─── SUPPLIED DATA

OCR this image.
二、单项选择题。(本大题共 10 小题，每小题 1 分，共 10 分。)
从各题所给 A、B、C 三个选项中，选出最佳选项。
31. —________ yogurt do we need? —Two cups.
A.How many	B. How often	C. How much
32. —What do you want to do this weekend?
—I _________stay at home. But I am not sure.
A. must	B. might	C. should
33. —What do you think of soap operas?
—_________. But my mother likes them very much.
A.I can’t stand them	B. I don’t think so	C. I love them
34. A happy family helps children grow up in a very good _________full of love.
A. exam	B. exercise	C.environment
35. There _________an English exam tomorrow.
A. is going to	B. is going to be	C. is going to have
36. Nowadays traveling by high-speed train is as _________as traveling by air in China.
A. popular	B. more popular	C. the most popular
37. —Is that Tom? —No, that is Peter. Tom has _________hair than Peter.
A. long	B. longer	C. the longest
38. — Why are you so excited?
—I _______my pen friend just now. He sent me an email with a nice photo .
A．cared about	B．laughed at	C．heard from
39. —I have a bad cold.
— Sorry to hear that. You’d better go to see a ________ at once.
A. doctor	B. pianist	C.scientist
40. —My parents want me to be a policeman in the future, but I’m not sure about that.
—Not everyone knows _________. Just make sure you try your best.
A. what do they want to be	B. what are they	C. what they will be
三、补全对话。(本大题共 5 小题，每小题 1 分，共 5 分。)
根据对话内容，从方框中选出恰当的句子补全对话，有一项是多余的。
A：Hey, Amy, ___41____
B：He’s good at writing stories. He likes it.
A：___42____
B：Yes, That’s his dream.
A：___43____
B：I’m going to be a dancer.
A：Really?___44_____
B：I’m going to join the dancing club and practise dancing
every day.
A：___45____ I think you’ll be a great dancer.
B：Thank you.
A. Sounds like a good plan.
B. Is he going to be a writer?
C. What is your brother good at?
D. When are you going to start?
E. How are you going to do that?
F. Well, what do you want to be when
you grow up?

──────

All of the entries must be quoted exactly; please include each one.

OCR this image.
二、单项选择题。(本大题共 10 小题，每小题 1 分，共 10 分。)
从各题所给 A、B、C 三个选项中，选出最佳选项。
31. —________ yogurt do we need? —Two cups.
A.How many	B. How often	C. How much
32. —What do you want to do this weekend?
—I _________stay at home. But I am not sure.
A. must	B. might	C. should
33. —What do you think of soap operas?
—_________. But my mother likes them very much.
A.I can’t stand them	B. I don’t think so	C. I love them
34. A happy family helps children grow up in a very good _________full of love.
A. exam	B. exercise	C.environment
35. There _________an English exam tomorrow.
A. is going to	B. is going to be	C. is going to have
36. Nowadays traveling by high-speed train is as _________as traveling by air in China.
A. popular	B. more popular	C. the most popular
37. —Is that Tom? —No, that is Peter. Tom has _________hair than Peter.
A. long	B. longer	C. the longest
38. — Why are you so excited?
—I _______my pen friend just now. He sent me an email with a nice photo .
A．cared about	B．laughed at	C．heard from
39. —I have a bad cold.
— Sorry to hear that. You’d better go to see a ________ at once.
A. doctor	B. pianist	C.scientist
40. —My parents want me to be a policeman in the future, but I’m not sure about that.
—Not everyone knows _________. Just make sure you try your best.
A. what do they want to be	B. what are they	C. what they will be
三、补全对话。(本大题共 5 小题，每小题 1 分，共 5 分。)
根据对话内容，从方框中选出恰当的句子补全对话，有一项是多余的。
A：Hey, Amy, ___41____
B：He’s good at writing stories. He likes it.
A：___42____
B：Yes, That’s his dream.
A：___43____
B：I’m going to be a dancer.
A：Really?___44_____
B：I’m going to join the dancing club and practise dancing
every day.
A：___45____ I think you’ll be a great dancer.
B：Thank you.
A. Sounds like a good plan.
B. Is he going to be a writer?
C. What is your brother good at?
D. When are you going to start?
E. How are you going to do that?
F. Well, what do you want to be when
you grow up?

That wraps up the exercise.